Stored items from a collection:
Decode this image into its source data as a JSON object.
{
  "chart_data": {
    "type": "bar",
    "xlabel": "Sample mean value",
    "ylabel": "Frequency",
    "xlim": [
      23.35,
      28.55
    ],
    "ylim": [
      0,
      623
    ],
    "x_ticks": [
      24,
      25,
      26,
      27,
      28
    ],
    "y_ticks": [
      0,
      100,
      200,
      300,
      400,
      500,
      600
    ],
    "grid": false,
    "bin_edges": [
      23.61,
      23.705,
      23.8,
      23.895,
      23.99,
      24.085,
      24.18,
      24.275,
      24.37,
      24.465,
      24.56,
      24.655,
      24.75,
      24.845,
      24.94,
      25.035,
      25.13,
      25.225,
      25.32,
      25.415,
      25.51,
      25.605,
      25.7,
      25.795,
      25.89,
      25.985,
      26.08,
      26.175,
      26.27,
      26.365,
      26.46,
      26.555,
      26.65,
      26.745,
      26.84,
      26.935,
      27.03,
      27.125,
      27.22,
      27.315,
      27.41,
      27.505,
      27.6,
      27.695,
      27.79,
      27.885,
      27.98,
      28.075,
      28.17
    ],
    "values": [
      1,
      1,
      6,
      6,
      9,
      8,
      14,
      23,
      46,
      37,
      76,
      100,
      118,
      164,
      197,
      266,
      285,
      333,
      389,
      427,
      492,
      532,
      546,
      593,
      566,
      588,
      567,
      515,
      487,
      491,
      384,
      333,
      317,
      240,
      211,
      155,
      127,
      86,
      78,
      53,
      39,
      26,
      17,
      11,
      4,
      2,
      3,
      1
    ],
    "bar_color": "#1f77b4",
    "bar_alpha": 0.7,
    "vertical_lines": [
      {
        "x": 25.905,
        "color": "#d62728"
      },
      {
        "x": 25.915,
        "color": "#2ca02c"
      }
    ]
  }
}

PROBLEM TO WORK ON: Copy each entry exactly, with nothing added or dropped.

EXPECTED ANSWER:
Decode this image into its source data as a JSON object.
{
  "chart_data": {
    "type": "bar",
    "xlabel": "Sample mean value",
    "ylabel": "Frequency",
    "xlim": [
      23.35,
      28.55
    ],
    "ylim": [
      0,
      623
    ],
    "x_ticks": [
      24,
      25,
      26,
      27,
      28
    ],
    "y_ticks": [
      0,
      100,
      200,
      300,
      400,
      500,
      600
    ],
    "grid": false,
    "bin_edges": [
      23.61,
      23.705,
      23.8,
      23.895,
      23.99,
      24.085,
      24.18,
      24.275,
      24.37,
      24.465,
      24.56,
      24.655,
      24.75,
      24.845,
      24.94,
      25.035,
      25.13,
      25.225,
      25.32,
      25.415,
      25.51,
      25.605,
      25.7,
      25.795,
      25.89,
      25.985,
      26.08,
      26.175,
      26.27,
      26.365,
      26.46,
      26.555,
      26.65,
      26.745,
      26.84,
      26.935,
      27.03,
      27.125,
      27.22,
      27.315,
      27.41,
      27.505,
      27.6,
      27.695,
      27.79,
      27.885,
      27.98,
      28.075,
      28.17
    ],
    "values": [
      1,
      1,
      6,
      6,
      9,
      8,
      14,
      23,
      46,
      37,
      76,
      100,
      118,
      164,
      197,
      266,
      285,
      333,
      389,
      427,
      492,
      532,
      546,
      593,
      566,
      588,
      567,
      515,
      487,
      491,
      384,
      333,
      317,
      240,
      211,
      155,
      127,
      86,
      78,
      53,
      39,
      26,
      17,
      11,
      4,
      2,
      3,
      1
    ],
    "bar_color": "#1f77b4",
    "bar_alpha": 0.7,
    "vertical_lines": [
      {
        "x": 25.905,
        "color": "#d62728"
      },
      {
        "x": 25.915,
        "color": "#2ca02c"
      }
    ]
  }
}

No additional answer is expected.